▸ The problem
Gather all lines from the material that contain "zdarzeń".

▸ Data supplied

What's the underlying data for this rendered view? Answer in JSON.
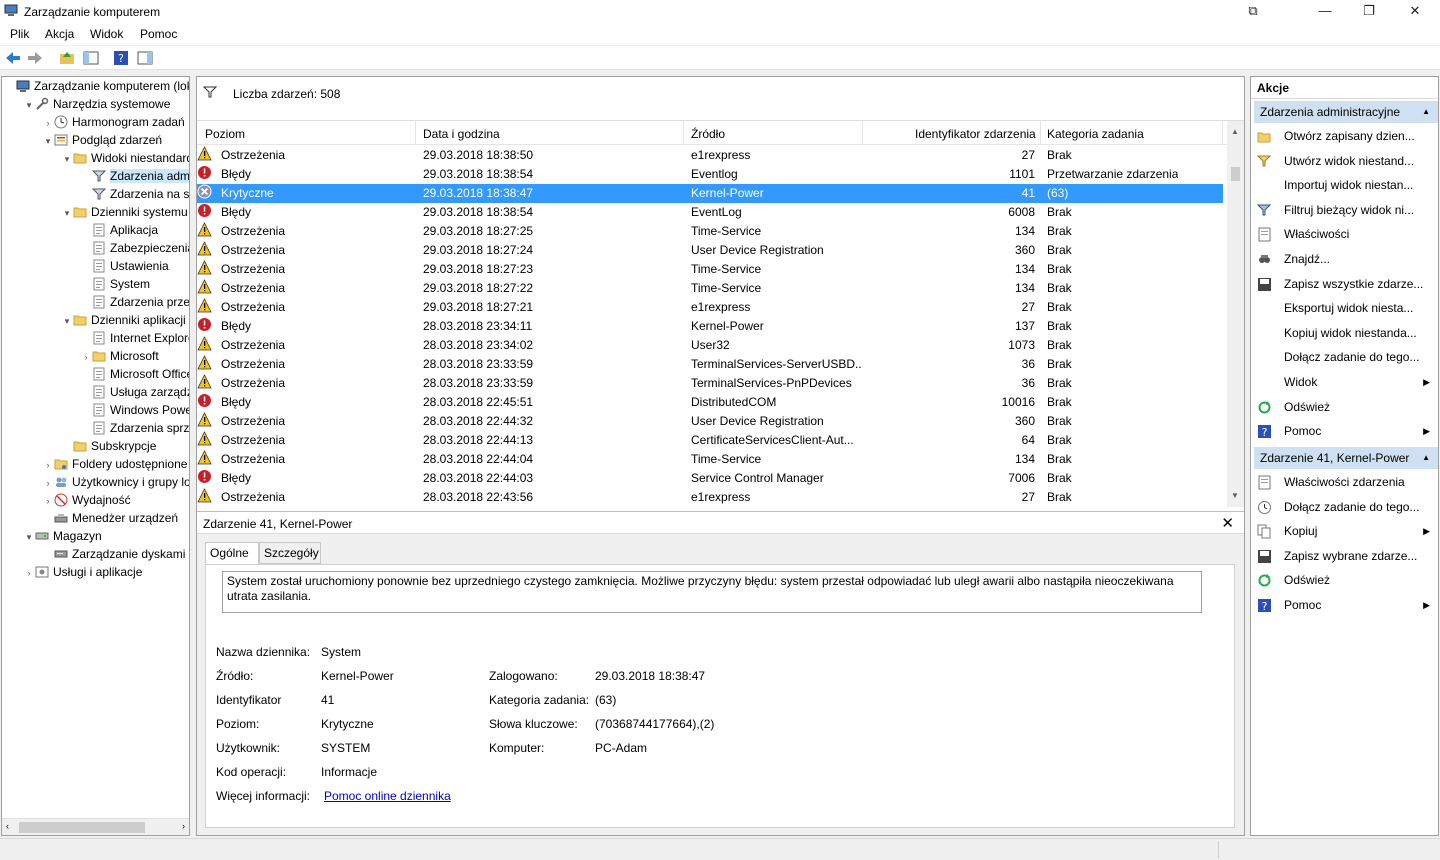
{
  "window": {
    "title": "Zarządzanie komputerem"
  },
  "menu": [
    "Plik",
    "Akcja",
    "Widok",
    "Pomoc"
  ],
  "tree": [
    {
      "label": "Zarządzanie komputerem (loka",
      "depth": 0,
      "exp": "",
      "icon": "computer-icon"
    },
    {
      "label": "Narzędzia systemowe",
      "depth": 1,
      "exp": "▾",
      "icon": "tools-icon"
    },
    {
      "label": "Harmonogram zadań",
      "depth": 2,
      "exp": "›",
      "icon": "clock-icon"
    },
    {
      "label": "Podgląd zdarzeń",
      "depth": 2,
      "exp": "▾",
      "icon": "event-viewer-icon"
    },
    {
      "label": "Widoki niestandardo",
      "depth": 3,
      "exp": "▾",
      "icon": "folder-icon"
    },
    {
      "label": "Zdarzenia admir",
      "depth": 4,
      "exp": "",
      "icon": "filter-icon",
      "selected": true
    },
    {
      "label": "Zdarzenia na stro",
      "depth": 4,
      "exp": "",
      "icon": "filter-icon"
    },
    {
      "label": "Dzienniki systemu W",
      "depth": 3,
      "exp": "▾",
      "icon": "folder-icon"
    },
    {
      "label": "Aplikacja",
      "depth": 4,
      "exp": "",
      "icon": "log-icon"
    },
    {
      "label": "Zabezpieczenia",
      "depth": 4,
      "exp": "",
      "icon": "log-icon"
    },
    {
      "label": "Ustawienia",
      "depth": 4,
      "exp": "",
      "icon": "log-icon"
    },
    {
      "label": "System",
      "depth": 4,
      "exp": "",
      "icon": "log-icon"
    },
    {
      "label": "Zdarzenia przesy",
      "depth": 4,
      "exp": "",
      "icon": "log-icon"
    },
    {
      "label": "Dzienniki aplikacji i u",
      "depth": 3,
      "exp": "▾",
      "icon": "folder-icon"
    },
    {
      "label": "Internet Explorer",
      "depth": 4,
      "exp": "",
      "icon": "log-icon"
    },
    {
      "label": "Microsoft",
      "depth": 4,
      "exp": "›",
      "icon": "folder-icon"
    },
    {
      "label": "Microsoft Office",
      "depth": 4,
      "exp": "",
      "icon": "log-icon"
    },
    {
      "label": "Usługa zarządzar",
      "depth": 4,
      "exp": "",
      "icon": "log-icon"
    },
    {
      "label": "Windows Power",
      "depth": 4,
      "exp": "",
      "icon": "log-icon"
    },
    {
      "label": "Zdarzenia sprzęt",
      "depth": 4,
      "exp": "",
      "icon": "log-icon"
    },
    {
      "label": "Subskrypcje",
      "depth": 3,
      "exp": "",
      "icon": "folder-icon"
    },
    {
      "label": "Foldery udostępnione",
      "depth": 2,
      "exp": "›",
      "icon": "shared-folder-icon"
    },
    {
      "label": "Użytkownicy i grupy lok",
      "depth": 2,
      "exp": "›",
      "icon": "users-icon"
    },
    {
      "label": "Wydajność",
      "depth": 2,
      "exp": "›",
      "icon": "performance-icon"
    },
    {
      "label": "Menedżer urządzeń",
      "depth": 2,
      "exp": "",
      "icon": "device-manager-icon"
    },
    {
      "label": "Magazyn",
      "depth": 1,
      "exp": "▾",
      "icon": "storage-icon"
    },
    {
      "label": "Zarządzanie dyskami",
      "depth": 2,
      "exp": "",
      "icon": "disk-icon"
    },
    {
      "label": "Usługi i aplikacje",
      "depth": 1,
      "exp": "›",
      "icon": "services-icon"
    }
  ],
  "events": {
    "count_label": "Liczba zdarzeń: 508",
    "columns": [
      "Poziom",
      "Data i godzina",
      "Źródło",
      "Identyfikator zdarzenia",
      "Kategoria zadania"
    ],
    "rows": [
      {
        "level": "Ostrzeżenia",
        "type": "warning",
        "date": "29.03.2018 18:38:50",
        "source": "e1rexpress",
        "id": "27",
        "category": "Brak"
      },
      {
        "level": "Błędy",
        "type": "error",
        "date": "29.03.2018 18:38:54",
        "source": "Eventlog",
        "id": "1101",
        "category": "Przetwarzanie zdarzenia"
      },
      {
        "level": "Krytyczne",
        "type": "critical",
        "date": "29.03.2018 18:38:47",
        "source": "Kernel-Power",
        "id": "41",
        "category": "(63)",
        "selected": true
      },
      {
        "level": "Błędy",
        "type": "error",
        "date": "29.03.2018 18:38:54",
        "source": "EventLog",
        "id": "6008",
        "category": "Brak"
      },
      {
        "level": "Ostrzeżenia",
        "type": "warning",
        "date": "29.03.2018 18:27:25",
        "source": "Time-Service",
        "id": "134",
        "category": "Brak"
      },
      {
        "level": "Ostrzeżenia",
        "type": "warning",
        "date": "29.03.2018 18:27:24",
        "source": "User Device Registration",
        "id": "360",
        "category": "Brak"
      },
      {
        "level": "Ostrzeżenia",
        "type": "warning",
        "date": "29.03.2018 18:27:23",
        "source": "Time-Service",
        "id": "134",
        "category": "Brak"
      },
      {
        "level": "Ostrzeżenia",
        "type": "warning",
        "date": "29.03.2018 18:27:22",
        "source": "Time-Service",
        "id": "134",
        "category": "Brak"
      },
      {
        "level": "Ostrzeżenia",
        "type": "warning",
        "date": "29.03.2018 18:27:21",
        "source": "e1rexpress",
        "id": "27",
        "category": "Brak"
      },
      {
        "level": "Błędy",
        "type": "error",
        "date": "28.03.2018 23:34:11",
        "source": "Kernel-Power",
        "id": "137",
        "category": "Brak"
      },
      {
        "level": "Ostrzeżenia",
        "type": "warning",
        "date": "28.03.2018 23:34:02",
        "source": "User32",
        "id": "1073",
        "category": "Brak"
      },
      {
        "level": "Ostrzeżenia",
        "type": "warning",
        "date": "28.03.2018 23:33:59",
        "source": "TerminalServices-ServerUSBD...",
        "id": "36",
        "category": "Brak"
      },
      {
        "level": "Ostrzeżenia",
        "type": "warning",
        "date": "28.03.2018 23:33:59",
        "source": "TerminalServices-PnPDevices",
        "id": "36",
        "category": "Brak"
      },
      {
        "level": "Błędy",
        "type": "error",
        "date": "28.03.2018 22:45:51",
        "source": "DistributedCOM",
        "id": "10016",
        "category": "Brak"
      },
      {
        "level": "Ostrzeżenia",
        "type": "warning",
        "date": "28.03.2018 22:44:32",
        "source": "User Device Registration",
        "id": "360",
        "category": "Brak"
      },
      {
        "level": "Ostrzeżenia",
        "type": "warning",
        "date": "28.03.2018 22:44:13",
        "source": "CertificateServicesClient-Aut...",
        "id": "64",
        "category": "Brak"
      },
      {
        "level": "Ostrzeżenia",
        "type": "warning",
        "date": "28.03.2018 22:44:04",
        "source": "Time-Service",
        "id": "134",
        "category": "Brak"
      },
      {
        "level": "Błędy",
        "type": "error",
        "date": "28.03.2018 22:44:03",
        "source": "Service Control Manager",
        "id": "7006",
        "category": "Brak"
      },
      {
        "level": "Ostrzeżenia",
        "type": "warning",
        "date": "28.03.2018 22:43:56",
        "source": "e1rexpress",
        "id": "27",
        "category": "Brak"
      }
    ]
  },
  "detail": {
    "title": "Zdarzenie 41, Kernel-Power",
    "tabs": [
      "Ogólne",
      "Szczegóły"
    ],
    "description": "System został uruchomiony ponownie bez uprzedniego czystego zamknięcia. Możliwe przyczyny błędu: system przestał odpowiadać lub uległ awarii albo nastąpiła nieoczekiwana utrata zasilania.",
    "labels": {
      "log_name": "Nazwa dziennika:",
      "source": "Źródło:",
      "id": "Identyfikator",
      "level": "Poziom:",
      "user": "Użytkownik:",
      "opcode": "Kod operacji:",
      "more_info": "Więcej informacji:",
      "logged": "Zalogowano:",
      "task_category": "Kategoria zadania:",
      "keywords": "Słowa kluczowe:",
      "computer": "Komputer:"
    },
    "values": {
      "log_name": "System",
      "source": "Kernel-Power",
      "id": "41",
      "level": "Krytyczne",
      "user": "SYSTEM",
      "opcode": "Informacje",
      "more_info": "Pomoc online dziennika",
      "logged": "29.03.2018 18:38:47",
      "task_category": "(63)",
      "keywords": "(70368744177664),(2)",
      "computer": "PC-Adam"
    }
  },
  "actions": {
    "header": "Akcje",
    "section1": "Zdarzenia administracyjne",
    "items1": [
      {
        "label": "Otwórz zapisany dzien...",
        "icon": "open-folder-icon"
      },
      {
        "label": "Utwórz widok niestand...",
        "icon": "filter-create-icon"
      },
      {
        "label": "Importuj widok niestan...",
        "icon": ""
      },
      {
        "label": "Filtruj bieżący widok ni...",
        "icon": "filter-icon"
      },
      {
        "label": "Właściwości",
        "icon": "properties-icon"
      },
      {
        "label": "Znajdź...",
        "icon": "find-icon"
      },
      {
        "label": "Zapisz wszystkie zdarze...",
        "icon": "save-icon"
      },
      {
        "label": "Eksportuj widok niesta...",
        "icon": ""
      },
      {
        "label": "Kopiuj widok niestanda...",
        "icon": ""
      },
      {
        "label": "Dołącz zadanie do tego...",
        "icon": ""
      },
      {
        "label": "Widok",
        "icon": "",
        "submenu": true
      },
      {
        "label": "Odśwież",
        "icon": "refresh-icon"
      },
      {
        "label": "Pomoc",
        "icon": "help-icon",
        "submenu": true
      }
    ],
    "section2": "Zdarzenie 41, Kernel-Power",
    "items2": [
      {
        "label": "Właściwości zdarzenia",
        "icon": "properties-icon"
      },
      {
        "label": "Dołącz zadanie do tego...",
        "icon": "task-icon"
      },
      {
        "label": "Kopiuj",
        "icon": "copy-icon",
        "submenu": true
      },
      {
        "label": "Zapisz wybrane zdarze...",
        "icon": "save-icon"
      },
      {
        "label": "Odśwież",
        "icon": "refresh-icon"
      },
      {
        "label": "Pomoc",
        "icon": "help-icon",
        "submenu": true
      }
    ]
  }
}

▸ Correct answer
      "label": "Podgląd zdarzeń",
    "count_label": "Liczba zdarzeń: 508",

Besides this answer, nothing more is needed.